*Challenge:*
Reproduce every line of the rows below without changing a single character.

*Material supplied:*
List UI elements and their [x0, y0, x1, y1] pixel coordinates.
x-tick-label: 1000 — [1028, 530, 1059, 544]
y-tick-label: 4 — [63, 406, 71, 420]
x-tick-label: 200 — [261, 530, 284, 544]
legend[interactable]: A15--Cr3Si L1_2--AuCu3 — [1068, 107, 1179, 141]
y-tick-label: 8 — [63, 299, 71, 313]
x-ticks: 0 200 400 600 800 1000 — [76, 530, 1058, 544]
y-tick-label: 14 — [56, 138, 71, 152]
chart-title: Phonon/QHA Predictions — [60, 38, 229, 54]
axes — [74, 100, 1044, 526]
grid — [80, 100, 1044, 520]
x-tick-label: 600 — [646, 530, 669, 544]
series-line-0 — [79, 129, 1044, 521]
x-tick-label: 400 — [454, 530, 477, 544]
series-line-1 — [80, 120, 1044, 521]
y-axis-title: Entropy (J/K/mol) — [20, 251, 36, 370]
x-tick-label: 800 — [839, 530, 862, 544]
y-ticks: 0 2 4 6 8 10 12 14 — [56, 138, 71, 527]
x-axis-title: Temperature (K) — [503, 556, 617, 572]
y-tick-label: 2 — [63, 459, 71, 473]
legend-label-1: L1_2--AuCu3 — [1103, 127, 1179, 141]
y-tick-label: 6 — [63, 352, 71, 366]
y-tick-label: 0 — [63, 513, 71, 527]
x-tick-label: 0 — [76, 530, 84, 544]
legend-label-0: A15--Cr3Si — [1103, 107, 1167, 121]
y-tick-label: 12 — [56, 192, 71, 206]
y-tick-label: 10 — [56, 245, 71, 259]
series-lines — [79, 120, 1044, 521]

*Reply to the exercise:*
List UI elements and their [x0, y0, x1, y1] pixel coordinates.
x-tick-label: 1000 — [1028, 530, 1059, 544]
y-tick-label: 4 — [63, 406, 71, 420]
x-tick-label: 200 — [261, 530, 284, 544]
legend[interactable]: A15--Cr3Si L1_2--AuCu3 — [1068, 107, 1179, 141]
y-tick-label: 8 — [63, 299, 71, 313]
x-ticks: 0 200 400 600 800 1000 — [76, 530, 1058, 544]
y-tick-label: 14 — [56, 138, 71, 152]
chart-title: Phonon/QHA Predictions — [60, 38, 229, 54]
axes — [74, 100, 1044, 526]
grid — [80, 100, 1044, 520]
x-tick-label: 600 — [646, 530, 669, 544]
series-line-0 — [79, 129, 1044, 521]
x-tick-label: 400 — [454, 530, 477, 544]
series-line-1 — [80, 120, 1044, 521]
y-axis-title: Entropy (J/K/mol) — [20, 251, 36, 370]
x-tick-label: 800 — [839, 530, 862, 544]
y-ticks: 0 2 4 6 8 10 12 14 — [56, 138, 71, 527]
x-axis-title: Temperature (K) — [503, 556, 617, 572]
y-tick-label: 2 — [63, 459, 71, 473]
legend-label-1: L1_2--AuCu3 — [1103, 127, 1179, 141]
y-tick-label: 6 — [63, 352, 71, 366]
y-tick-label: 0 — [63, 513, 71, 527]
x-tick-label: 0 — [76, 530, 84, 544]
legend-label-0: A15--Cr3Si — [1103, 107, 1167, 121]
y-tick-label: 12 — [56, 192, 71, 206]
y-tick-label: 10 — [56, 245, 71, 259]
series-lines — [79, 120, 1044, 521]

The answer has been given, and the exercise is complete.